▶ Instruction: Every line of the records must be repeated exactly; pictures stay out.

▶ Exercise data:
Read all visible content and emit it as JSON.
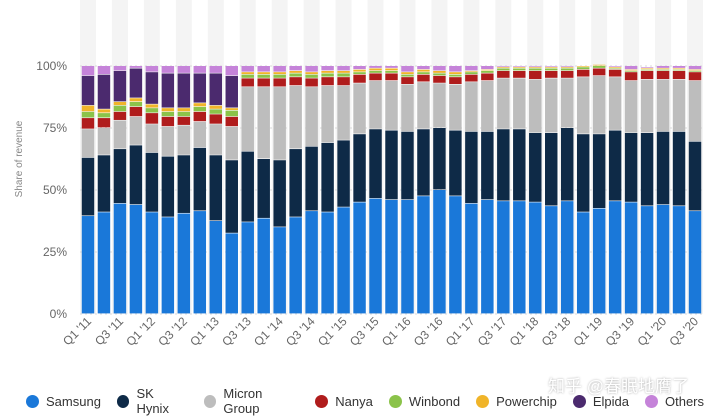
{
  "chart_data": {
    "type": "bar",
    "stacked": true,
    "title": "",
    "xlabel": "",
    "ylabel": "Share of revenue",
    "ylim": [
      0,
      100
    ],
    "yticks": [
      "0%",
      "25%",
      "50%",
      "75%",
      "100%"
    ],
    "categories": [
      "Q1 '11",
      "Q2 '11",
      "Q3 '11",
      "Q4 '11",
      "Q1 '12",
      "Q2 '12",
      "Q3 '12",
      "Q4 '12",
      "Q1 '13",
      "Q2 '13",
      "Q3 '13",
      "Q4 '13",
      "Q1 '14",
      "Q2 '14",
      "Q3 '14",
      "Q4 '14",
      "Q1 '15",
      "Q2 '15",
      "Q3 '15",
      "Q4 '15",
      "Q1 '16",
      "Q2 '16",
      "Q3 '16",
      "Q4 '16",
      "Q1 '17",
      "Q2 '17",
      "Q3 '17",
      "Q4 '17",
      "Q1 '18",
      "Q2 '18",
      "Q3 '18",
      "Q4 '18",
      "Q1 '19",
      "Q2 '19",
      "Q3 '19",
      "Q4 '19",
      "Q1 '20",
      "Q2 '20",
      "Q3 '20"
    ],
    "xtick_labels": [
      "Q1 '11",
      "Q3 '11",
      "Q1 '12",
      "Q3 '12",
      "Q1 '13",
      "Q3 '13",
      "Q1 '14",
      "Q3 '14",
      "Q1 '15",
      "Q3 '15",
      "Q1 '16",
      "Q3 '16",
      "Q1 '17",
      "Q3 '17",
      "Q1 '18",
      "Q3 '18",
      "Q1 '19",
      "Q3 '19",
      "Q1 '20",
      "Q3 '20"
    ],
    "legend_position": "bottom",
    "series": [
      {
        "name": "Samsung",
        "color": "#1a78d9",
        "values": [
          39.5,
          41,
          44.5,
          44,
          41,
          39,
          40.5,
          41.5,
          37.5,
          32.5,
          37,
          38.5,
          35,
          39,
          41.5,
          41,
          43,
          45,
          46.5,
          46,
          46,
          47.5,
          50,
          47.5,
          44.5,
          46,
          45.5,
          45.5,
          45,
          43.5,
          45.5,
          41,
          42.5,
          45.5,
          45,
          43.5,
          44,
          43.5,
          41.5
        ]
      },
      {
        "name": "SK Hynix",
        "color": "#0e2a47",
        "values": [
          23.5,
          23,
          22,
          24,
          24,
          24.5,
          23.5,
          25.5,
          26.5,
          29.5,
          28.5,
          24,
          27,
          27.5,
          26,
          28,
          27,
          27.5,
          28,
          28,
          27.5,
          27,
          25,
          26.5,
          29,
          27.5,
          29,
          29,
          28,
          29.5,
          29.5,
          31.5,
          30,
          28.5,
          28,
          29.5,
          29.5,
          30,
          28
        ]
      },
      {
        "name": "Micron Group",
        "color": "#bdbdbd",
        "values": [
          11.5,
          11,
          11.5,
          11.5,
          11.5,
          12,
          12,
          10.5,
          12.5,
          13.5,
          26,
          29,
          29.5,
          25.5,
          24,
          23,
          22,
          20.5,
          19.5,
          20,
          19,
          19,
          18,
          18.5,
          20,
          20.5,
          20.5,
          20.5,
          21.5,
          22,
          20,
          23,
          23.5,
          21.5,
          21,
          21.5,
          21,
          21,
          24.5
        ]
      },
      {
        "name": "Nanya",
        "color": "#b01c1c",
        "values": [
          4.5,
          4,
          3.5,
          4,
          4.5,
          4,
          3.5,
          4,
          4,
          4,
          3.5,
          3.5,
          3.5,
          3.5,
          3.5,
          3.5,
          3.5,
          3.5,
          3,
          3,
          3,
          3,
          3,
          3,
          3,
          3,
          3,
          3,
          3.5,
          3,
          3,
          3,
          3,
          3,
          3.5,
          3.5,
          3.5,
          3.5,
          3.5
        ]
      },
      {
        "name": "Winbond",
        "color": "#8bc34a",
        "values": [
          2.5,
          2,
          2.5,
          2,
          2,
          2,
          2,
          2,
          2,
          2.5,
          1.5,
          1.5,
          1.5,
          1.5,
          1.5,
          1.5,
          1.5,
          1,
          1,
          1,
          1,
          1,
          1,
          1,
          1,
          1,
          1,
          1,
          1,
          1,
          1,
          1,
          1,
          0.5,
          0.5,
          0.5,
          0.5,
          0.5,
          0.5
        ]
      },
      {
        "name": "Powerchip",
        "color": "#f0b429",
        "values": [
          2.5,
          1.5,
          1.5,
          1.5,
          1.5,
          1.5,
          1.5,
          1.5,
          1.5,
          1,
          1,
          1,
          1,
          1,
          1,
          1,
          1,
          1,
          1,
          1,
          1,
          1,
          1,
          1,
          0.5,
          0.5,
          0.5,
          0.5,
          0.5,
          0.5,
          0.5,
          0.5,
          0.5,
          0.5,
          0.5,
          0.5,
          0.5,
          0.5,
          0.5
        ]
      },
      {
        "name": "Elpida",
        "color": "#4b2a6e",
        "values": [
          12,
          14,
          12.5,
          12,
          13,
          14,
          14,
          12,
          13,
          13,
          0,
          0,
          0,
          0,
          0,
          0,
          0,
          0,
          0,
          0,
          0,
          0,
          0,
          0,
          0,
          0,
          0,
          0,
          0,
          0,
          0,
          0,
          0,
          0,
          0,
          0,
          0,
          0,
          0
        ]
      },
      {
        "name": "Others",
        "color": "#c583d9",
        "values": [
          4,
          3.5,
          2,
          1,
          2.5,
          3,
          3,
          3,
          3,
          4,
          2.5,
          2.5,
          2.5,
          2,
          2.5,
          2,
          2,
          1.5,
          1,
          1,
          2.5,
          1.5,
          2,
          2.5,
          2,
          1.5,
          0.5,
          0.5,
          0.5,
          0.5,
          0.5,
          0,
          0,
          0.5,
          1.5,
          0.5,
          1,
          1,
          1.5
        ]
      }
    ]
  },
  "watermark": "知乎 @春眠地膺了"
}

▶ Problem solution:
Read all visible content and emit it as JSON.
{
  "chart_data": {
    "type": "bar",
    "stacked": true,
    "title": "",
    "xlabel": "",
    "ylabel": "Share of revenue",
    "ylim": [
      0,
      100
    ],
    "yticks": [
      "0%",
      "25%",
      "50%",
      "75%",
      "100%"
    ],
    "categories": [
      "Q1 '11",
      "Q2 '11",
      "Q3 '11",
      "Q4 '11",
      "Q1 '12",
      "Q2 '12",
      "Q3 '12",
      "Q4 '12",
      "Q1 '13",
      "Q2 '13",
      "Q3 '13",
      "Q4 '13",
      "Q1 '14",
      "Q2 '14",
      "Q3 '14",
      "Q4 '14",
      "Q1 '15",
      "Q2 '15",
      "Q3 '15",
      "Q4 '15",
      "Q1 '16",
      "Q2 '16",
      "Q3 '16",
      "Q4 '16",
      "Q1 '17",
      "Q2 '17",
      "Q3 '17",
      "Q4 '17",
      "Q1 '18",
      "Q2 '18",
      "Q3 '18",
      "Q4 '18",
      "Q1 '19",
      "Q2 '19",
      "Q3 '19",
      "Q4 '19",
      "Q1 '20",
      "Q2 '20",
      "Q3 '20"
    ],
    "xtick_labels": [
      "Q1 '11",
      "Q3 '11",
      "Q1 '12",
      "Q3 '12",
      "Q1 '13",
      "Q3 '13",
      "Q1 '14",
      "Q3 '14",
      "Q1 '15",
      "Q3 '15",
      "Q1 '16",
      "Q3 '16",
      "Q1 '17",
      "Q3 '17",
      "Q1 '18",
      "Q3 '18",
      "Q1 '19",
      "Q3 '19",
      "Q1 '20",
      "Q3 '20"
    ],
    "legend_position": "bottom",
    "series": [
      {
        "name": "Samsung",
        "color": "#1a78d9",
        "values": [
          39.5,
          41,
          44.5,
          44,
          41,
          39,
          40.5,
          41.5,
          37.5,
          32.5,
          37,
          38.5,
          35,
          39,
          41.5,
          41,
          43,
          45,
          46.5,
          46,
          46,
          47.5,
          50,
          47.5,
          44.5,
          46,
          45.5,
          45.5,
          45,
          43.5,
          45.5,
          41,
          42.5,
          45.5,
          45,
          43.5,
          44,
          43.5,
          41.5
        ]
      },
      {
        "name": "SK Hynix",
        "color": "#0e2a47",
        "values": [
          23.5,
          23,
          22,
          24,
          24,
          24.5,
          23.5,
          25.5,
          26.5,
          29.5,
          28.5,
          24,
          27,
          27.5,
          26,
          28,
          27,
          27.5,
          28,
          28,
          27.5,
          27,
          25,
          26.5,
          29,
          27.5,
          29,
          29,
          28,
          29.5,
          29.5,
          31.5,
          30,
          28.5,
          28,
          29.5,
          29.5,
          30,
          28
        ]
      },
      {
        "name": "Micron Group",
        "color": "#bdbdbd",
        "values": [
          11.5,
          11,
          11.5,
          11.5,
          11.5,
          12,
          12,
          10.5,
          12.5,
          13.5,
          26,
          29,
          29.5,
          25.5,
          24,
          23,
          22,
          20.5,
          19.5,
          20,
          19,
          19,
          18,
          18.5,
          20,
          20.5,
          20.5,
          20.5,
          21.5,
          22,
          20,
          23,
          23.5,
          21.5,
          21,
          21.5,
          21,
          21,
          24.5
        ]
      },
      {
        "name": "Nanya",
        "color": "#b01c1c",
        "values": [
          4.5,
          4,
          3.5,
          4,
          4.5,
          4,
          3.5,
          4,
          4,
          4,
          3.5,
          3.5,
          3.5,
          3.5,
          3.5,
          3.5,
          3.5,
          3.5,
          3,
          3,
          3,
          3,
          3,
          3,
          3,
          3,
          3,
          3,
          3.5,
          3,
          3,
          3,
          3,
          3,
          3.5,
          3.5,
          3.5,
          3.5,
          3.5
        ]
      },
      {
        "name": "Winbond",
        "color": "#8bc34a",
        "values": [
          2.5,
          2,
          2.5,
          2,
          2,
          2,
          2,
          2,
          2,
          2.5,
          1.5,
          1.5,
          1.5,
          1.5,
          1.5,
          1.5,
          1.5,
          1,
          1,
          1,
          1,
          1,
          1,
          1,
          1,
          1,
          1,
          1,
          1,
          1,
          1,
          1,
          1,
          0.5,
          0.5,
          0.5,
          0.5,
          0.5,
          0.5
        ]
      },
      {
        "name": "Powerchip",
        "color": "#f0b429",
        "values": [
          2.5,
          1.5,
          1.5,
          1.5,
          1.5,
          1.5,
          1.5,
          1.5,
          1.5,
          1,
          1,
          1,
          1,
          1,
          1,
          1,
          1,
          1,
          1,
          1,
          1,
          1,
          1,
          1,
          0.5,
          0.5,
          0.5,
          0.5,
          0.5,
          0.5,
          0.5,
          0.5,
          0.5,
          0.5,
          0.5,
          0.5,
          0.5,
          0.5,
          0.5
        ]
      },
      {
        "name": "Elpida",
        "color": "#4b2a6e",
        "values": [
          12,
          14,
          12.5,
          12,
          13,
          14,
          14,
          12,
          13,
          13,
          0,
          0,
          0,
          0,
          0,
          0,
          0,
          0,
          0,
          0,
          0,
          0,
          0,
          0,
          0,
          0,
          0,
          0,
          0,
          0,
          0,
          0,
          0,
          0,
          0,
          0,
          0,
          0,
          0
        ]
      },
      {
        "name": "Others",
        "color": "#c583d9",
        "values": [
          4,
          3.5,
          2,
          1,
          2.5,
          3,
          3,
          3,
          3,
          4,
          2.5,
          2.5,
          2.5,
          2,
          2.5,
          2,
          2,
          1.5,
          1,
          1,
          2.5,
          1.5,
          2,
          2.5,
          2,
          1.5,
          0.5,
          0.5,
          0.5,
          0.5,
          0.5,
          0,
          0,
          0.5,
          1.5,
          0.5,
          1,
          1,
          1.5
        ]
      }
    ]
  },
  "watermark": "知乎 @春眠地膺了"
}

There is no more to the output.